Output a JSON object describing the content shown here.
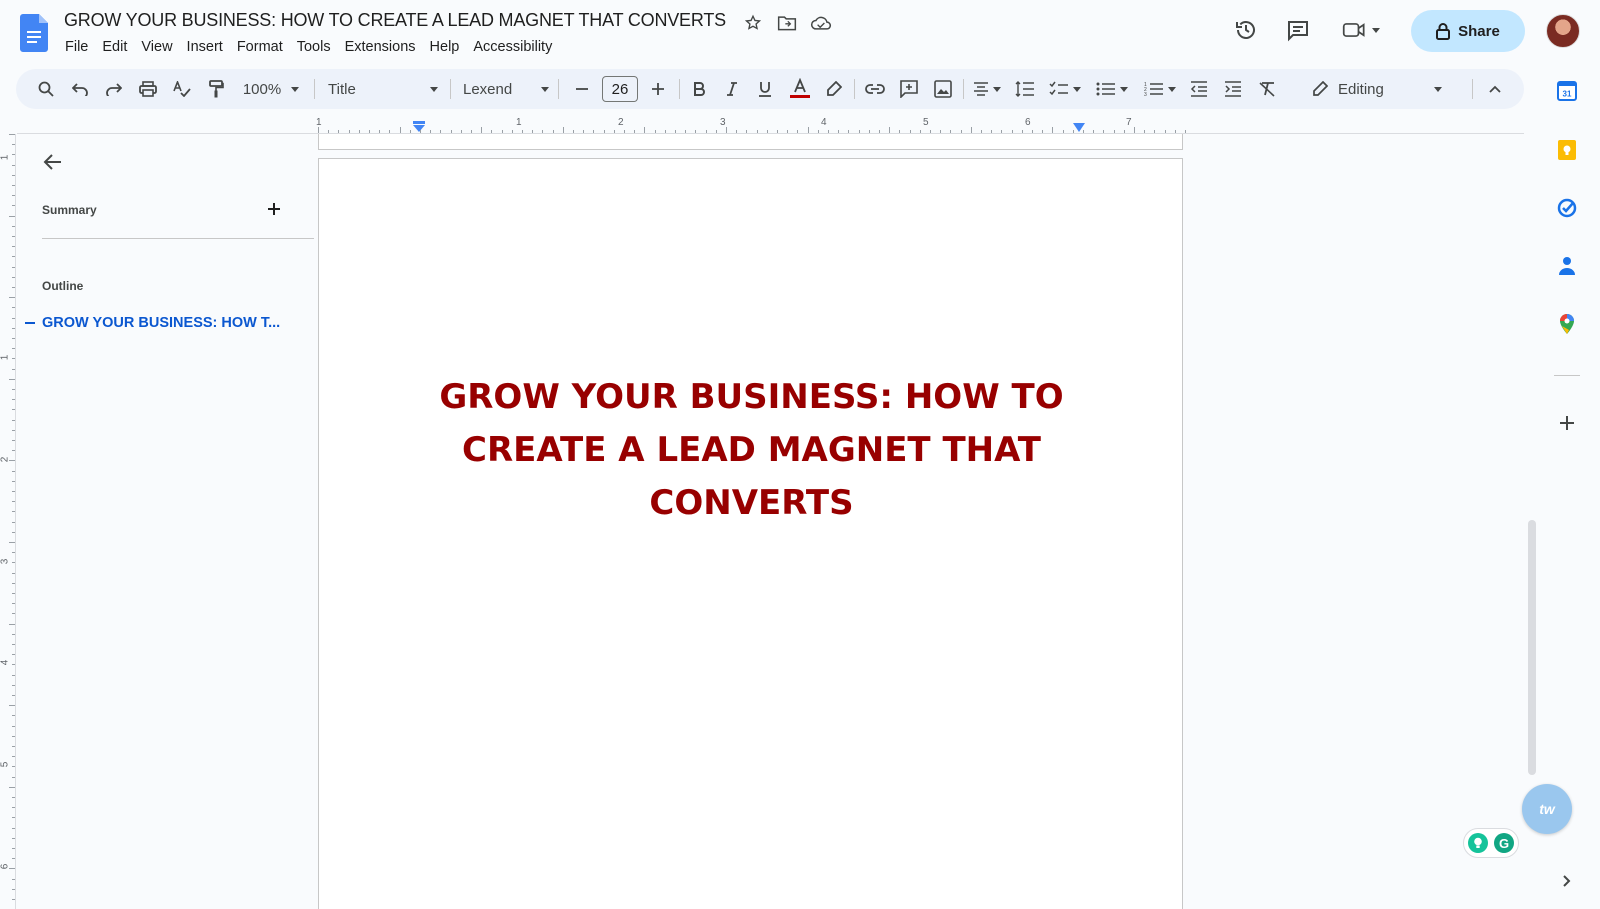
{
  "header": {
    "doc_title": "GROW YOUR BUSINESS: HOW TO CREATE A LEAD MAGNET THAT CONVERTS",
    "menu": [
      "File",
      "Edit",
      "View",
      "Insert",
      "Format",
      "Tools",
      "Extensions",
      "Help",
      "Accessibility"
    ],
    "share_label": "Share"
  },
  "toolbar": {
    "zoom": "100%",
    "style": "Title",
    "font": "Lexend",
    "font_size": "26",
    "mode": "Editing",
    "text_color": "#c00000"
  },
  "panel": {
    "summary_label": "Summary",
    "outline_label": "Outline",
    "outline_items": [
      "GROW YOUR BUSINESS: HOW T..."
    ]
  },
  "ruler": {
    "h_numbers": [
      "1",
      "1",
      "2",
      "3",
      "4",
      "5",
      "6",
      "7"
    ],
    "v_numbers": [
      "1",
      "1",
      "2",
      "3",
      "4",
      "5",
      "6"
    ]
  },
  "document": {
    "heading": "GROW YOUR BUSINESS: HOW TO CREATE A LEAD MAGNET THAT CONVERTS",
    "heading_color": "#980000"
  },
  "side_panel": {
    "calendar_day": "31"
  },
  "assistant": {
    "bubble_text": "tw",
    "grammarly_letter": "G"
  }
}
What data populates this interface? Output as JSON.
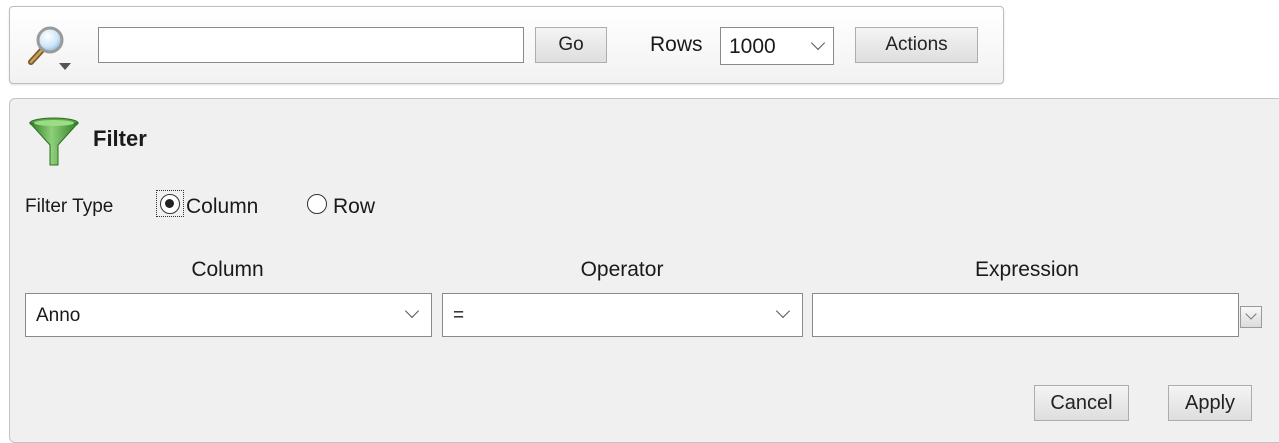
{
  "toolbar": {
    "search_icon": "magnifier-dropdown-icon",
    "search_value": "",
    "go_label": "Go",
    "rows_label": "Rows",
    "rows_value": "1000",
    "actions_label": "Actions"
  },
  "filter": {
    "icon": "funnel-icon",
    "title": "Filter",
    "filter_type_label": "Filter Type",
    "options": [
      {
        "label": "Column",
        "checked": true
      },
      {
        "label": "Row",
        "checked": false
      }
    ],
    "headers": {
      "column": "Column",
      "operator": "Operator",
      "expression": "Expression"
    },
    "column_value": "Anno",
    "operator_value": "=",
    "expression_value": "",
    "cancel_label": "Cancel",
    "apply_label": "Apply"
  },
  "colors": {
    "panel_background": "#f0f0f0",
    "funnel_green": "#3a8f2a",
    "border": "#8a8a8a"
  }
}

■ WORK TO DO ■
Go through the listing above and write it all out exactly, leaving out any picture.

■ EXERCISE ANSWER ■
Output a JSON object describing the content shown here.
{
  "header": {
    "doc_title": "GROW YOUR BUSINESS: HOW TO CREATE A LEAD MAGNET THAT CONVERTS",
    "menu": [
      "File",
      "Edit",
      "View",
      "Insert",
      "Format",
      "Tools",
      "Extensions",
      "Help",
      "Accessibility"
    ],
    "share_label": "Share"
  },
  "toolbar": {
    "zoom": "100%",
    "style": "Title",
    "font": "Lexend",
    "font_size": "26",
    "mode": "Editing",
    "text_color": "#c00000"
  },
  "panel": {
    "summary_label": "Summary",
    "outline_label": "Outline",
    "outline_items": [
      "GROW YOUR BUSINESS: HOW T..."
    ]
  },
  "ruler": {
    "h_numbers": [
      "1",
      "1",
      "2",
      "3",
      "4",
      "5",
      "6",
      "7"
    ],
    "v_numbers": [
      "1",
      "1",
      "2",
      "3",
      "4",
      "5",
      "6"
    ]
  },
  "document": {
    "heading": "GROW YOUR BUSINESS: HOW TO CREATE A LEAD MAGNET THAT CONVERTS",
    "heading_color": "#980000"
  },
  "side_panel": {
    "calendar_day": "31"
  },
  "assistant": {
    "bubble_text": "tw",
    "grammarly_letter": "G"
  }
}
What data populates this interface? Output as JSON.
{
  "toolbar": {
    "search_icon": "magnifier-dropdown-icon",
    "search_value": "",
    "go_label": "Go",
    "rows_label": "Rows",
    "rows_value": "1000",
    "actions_label": "Actions"
  },
  "filter": {
    "icon": "funnel-icon",
    "title": "Filter",
    "filter_type_label": "Filter Type",
    "options": [
      {
        "label": "Column",
        "checked": true
      },
      {
        "label": "Row",
        "checked": false
      }
    ],
    "headers": {
      "column": "Column",
      "operator": "Operator",
      "expression": "Expression"
    },
    "column_value": "Anno",
    "operator_value": "=",
    "expression_value": "",
    "cancel_label": "Cancel",
    "apply_label": "Apply"
  },
  "colors": {
    "panel_background": "#f0f0f0",
    "funnel_green": "#3a8f2a",
    "border": "#8a8a8a"
  }
}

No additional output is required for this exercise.